§ SHORT EXERCISE 1
In the stored entries, repeat the lines from the one holding "header-nouns-with-prepositions — [300, 54, 608, 100]" through the one holding "preposition-heading: ВСЛЕДСТВИЕ —", inclusive.

§ PASSAGE PROVIDED
>> begin

Additionally, the server (120) may include an address/data bus
(1410) for conveying data among components of the respective
device. Each component within a server (120) may also be directly
connected to other components in addition to (or instead of) being
connected to other components across the bus (1410). One or more
servers 120 may include the TTS component 295, or other components
capable of performing the functions described above.
[0093] As described above, the storage component 1406 may include
storage for various data including speech quality models, TTS voice
unit storage, and other storage used to operate the system and
perform the algorithms and methods described above. The storage
component 1406 may also store information corresponding to a user
profile, including purchases of the user, returns of the user,
recent content accessed, etc.
[0094] As noted above, multiple devices may be employed in a single
system. In such a multi-device system, each of the devices may
include different components for performing different aspects of
the system. The multiple devices may include overlapping
components. The components of the devices 110 and server(s) 120, as
described with reference to FIG. 14, are exemplary, and may be
located a stand-alone device or may be included, in whole or in
part, as a component of a larger device or system.
[0095] As illustrated in FIG. 15, multiple devices may contain
components of the system and the devices may be connected over a
network 199. The network 199 is representative of any type of
communication network, including data and/or voice network, and may
be implemented using wired infrastructure (e.g., cable, CATS, fiber
optic cable, etc.), a wireless infrastructure (e.g., WiFi, RF,
cellular, microwave, satellite, Bluetooth, etc.), and/or other
connection technologies. Devices may thus be connected to the
network 199 through either wired or wireless connections. Network
199 may include a local or private network or may include a wide
network such as the internet. For example, server(s) 120, smart
phone 110b, networked microphone(s) 1504, networked audio output
speaker(s) 1506, tablet computer 110d, desktop computer 110e,
laptop computer 110f, speech device 110a, refrigerator 110c, etc.
may be connected to the network 199 through a wireless service
provider, over a WiFi or cellular network connection or the
like.

>> end

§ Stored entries
>> begin

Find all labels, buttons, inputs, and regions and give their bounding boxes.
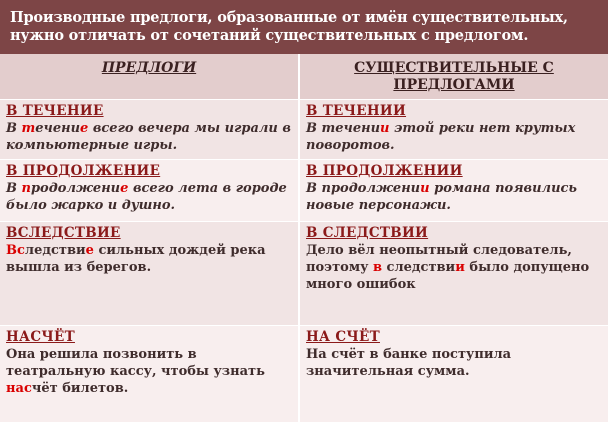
header-nouns-with-prepositions — [300, 54, 608, 100]
header-prepositions — [0, 54, 300, 100]
preposition-heading: НАСЧЁТ — [6, 329, 75, 345]
example-sentence: В течении этой реки нет крутых поворотов. — [306, 121, 576, 153]
preposition-heading: ВСЛЕДСТВИЕ — [6, 225, 121, 241]
title-line-2: нужно отличать от сочетаний существительных с предлогом. — [10, 27, 529, 44]
noun-heading: В ПРОДОЛЖЕНИИ — [306, 163, 463, 179]
example-sentence: В продолжение всего лета в городе было жарко и душно. — [6, 181, 287, 213]
example-sentence: Она решила позвонить в театральную кассу, чтобы узнать насчёт билетов. — [6, 347, 265, 396]
example-sentence: Вследствие сильных дождей река вышла из берегов. — [6, 243, 266, 275]
table-cell-preposition-4 — [0, 326, 300, 423]
table-cell-noun-2 — [300, 160, 608, 222]
title-line-1: Производные предлоги, образованные от имён существительных, — [10, 9, 568, 26]
header-right-line-1: СУЩЕСТВИТЕЛЬНЫЕ С — [354, 60, 554, 76]
table-cell-preposition-1 — [0, 100, 300, 160]
header-right-line-2: ПРЕДЛОГАМИ — [393, 77, 515, 93]
table-cell-noun-1 — [300, 100, 608, 160]
header-left-label: ПРЕДЛОГИ — [101, 60, 197, 76]
noun-heading: НА СЧЁТ — [306, 329, 380, 345]
comparison-table — [0, 54, 608, 423]
noun-heading: В СЛЕДСТВИИ — [306, 225, 429, 241]
example-sentence: В продолжении романа появились новые персонажи. — [306, 181, 578, 213]
table-cell-preposition-3 — [0, 222, 300, 326]
slide-title — [0, 0, 608, 54]
preposition-heading: В ТЕЧЕНИЕ — [6, 103, 104, 119]
preposition-heading: В ПРОДОЛЖЕНИЕ — [6, 163, 161, 179]
example-sentence: На счёт в банке поступила значительная сумма. — [306, 347, 512, 379]
example-sentence: Дело вёл неопытный следователь, поэтому в следствии было допущено много ошибок — [306, 243, 590, 292]
table-cell-preposition-2 — [0, 160, 300, 222]
noun-heading: В ТЕЧЕНИИ — [306, 103, 407, 119]
example-sentence: В течение всего вечера мы играли в компьютерные игры. — [6, 121, 291, 153]
table-cell-noun-3 — [300, 222, 608, 326]
table-cell-noun-4 — [300, 326, 608, 423]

>> end

§ SHORT EXERCISE 2
Write the next part of the passage on servers and networked devices, picking up right after its final sentence.

§ RESULT 1
header-nouns-with-prepositions — [300, 54, 608, 100]
header-prepositions — [0, 54, 300, 100]
preposition-heading: НАСЧЁТ — [6, 329, 75, 345]
example-sentence: В течении этой реки нет крутых поворотов. — [306, 121, 576, 153]
preposition-heading: ВСЛЕДСТВИЕ — [6, 225, 121, 241]

§ RESULT 2
[0096] As described above, a device, may be associated with a user
profile. For example, the device may be associated with a user
identification (ID) number or other profile information linking the
device to a user account. The user account/ID/profile may be used
by the system to perform speech controlled commands (for example
commands discussed above). The user account/ID/profile may be
associated with particular model(s) or other information used to
identify received audio, classify received audio (for example as a
specific sound described above), determine user intent, determine
user purchase history, content accessed by or relevant to the user,
etc. The concepts disclosed herein may be applied within a number
of different devices and computer systems, including, for example,
general-purpose computing systems, speech processing systems, and
distributed computing environments.
[0097] The above aspects of the present disclosure are meant to be
illustrative. They were chosen to explain the principles and
application of the disclosure and are not intended to be exhaustive
or to limit the disclosure. Many modifications and variations of
the disclosed aspects may be apparent to those of skill in the art.
Persons having ordinary skill in the field of computers and speech
processing should recognize that components and process steps
described herein may be interchangeable with other components or
steps, or combinations of components or steps, and still achieve
the benefits and advantages of the present disclosure. Moreover, it
should be apparent to one skilled in the art, that the disclosure
may be practiced without some or all of the specific details and
steps disclosed herein.
[0098] Aspects of the disclosed system may be implemented as a
computer method or as an article of manufacture such as a memory
device or non-transitory computer readable storage medium. The
computer readable storage medium may be readable by a computer and
may comprise instructions for causing a computer or other device to
perform processes described in the present disclosure. The computer
readable storage media may be implemented by a volatile computer
memory, non-volatile computer memory, hard drive, solid-state
memory, flash drive, removable disk and/or other media. In
addition, components of one or more of the components, components
and engines may be implemented as in firmware or hardware,
including digital filters (e.g., filters configured as firmware to
a digital signal processor (DSP)).
[0099] The concepts disclosed herein may be applied within a number
of different devices and computer systems, including, for example,
general-purpose computing systems, speech processing systems, and
distributed computing environments.
[0100] The above aspects of the present disclosure are meant to be
illustrative. They were chosen to explain the principles and
application of the disclosure and are not intended to be exhaustive
or to limit the disclosure. Many modifications and variations of
the disclosed aspects may be apparent to those of skill in the art.
Persons having ordinary skill in the field of computers and speech
processing should recognize that components and process steps
described herein may be interchangeable with other components or
steps, or combinations of components or steps, and still achieve
the benefits and advantages of the present disclosure. Moreover, it
should be apparent to one skilled in the art, that the disclosure
may be practiced without some or all of the specific details and
steps disclosed herein.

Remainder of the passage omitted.